SET TASK – Gather all lines containing the string "Description" and copy them out.

Stored data:
------------------------------------------------

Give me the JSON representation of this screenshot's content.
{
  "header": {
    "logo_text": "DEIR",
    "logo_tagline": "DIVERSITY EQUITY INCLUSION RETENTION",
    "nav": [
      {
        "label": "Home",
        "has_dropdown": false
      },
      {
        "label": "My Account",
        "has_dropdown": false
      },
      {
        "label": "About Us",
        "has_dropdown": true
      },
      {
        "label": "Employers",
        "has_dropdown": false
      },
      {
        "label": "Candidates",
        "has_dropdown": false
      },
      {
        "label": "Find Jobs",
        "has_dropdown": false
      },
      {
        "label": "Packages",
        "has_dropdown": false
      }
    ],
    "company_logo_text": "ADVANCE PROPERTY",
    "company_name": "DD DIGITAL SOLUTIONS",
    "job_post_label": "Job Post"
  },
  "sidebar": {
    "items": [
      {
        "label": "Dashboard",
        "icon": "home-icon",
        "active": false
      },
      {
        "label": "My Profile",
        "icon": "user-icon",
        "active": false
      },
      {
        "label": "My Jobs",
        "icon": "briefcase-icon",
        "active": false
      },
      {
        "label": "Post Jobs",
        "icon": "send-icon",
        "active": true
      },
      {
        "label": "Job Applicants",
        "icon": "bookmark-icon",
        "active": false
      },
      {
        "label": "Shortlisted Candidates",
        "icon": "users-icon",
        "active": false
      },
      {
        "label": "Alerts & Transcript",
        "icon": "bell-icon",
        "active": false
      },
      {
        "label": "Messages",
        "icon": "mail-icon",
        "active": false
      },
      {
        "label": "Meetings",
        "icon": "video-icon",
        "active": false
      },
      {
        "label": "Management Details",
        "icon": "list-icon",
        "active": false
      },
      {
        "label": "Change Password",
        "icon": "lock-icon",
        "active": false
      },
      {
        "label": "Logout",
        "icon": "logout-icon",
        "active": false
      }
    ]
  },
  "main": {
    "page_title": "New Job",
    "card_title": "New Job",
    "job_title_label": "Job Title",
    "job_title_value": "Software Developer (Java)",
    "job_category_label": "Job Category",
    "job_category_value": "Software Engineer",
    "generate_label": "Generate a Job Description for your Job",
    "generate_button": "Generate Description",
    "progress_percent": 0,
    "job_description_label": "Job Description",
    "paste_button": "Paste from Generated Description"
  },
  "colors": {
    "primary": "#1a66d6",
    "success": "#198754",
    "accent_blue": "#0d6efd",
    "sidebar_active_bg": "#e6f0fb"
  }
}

------------------------------------------------

RESPONSE –
    "generate_label": "Generate a Job Description for your Job",
    "generate_button": "Generate Description",
    "job_description_label": "Job Description",
    "paste_button": "Paste from Generated Description"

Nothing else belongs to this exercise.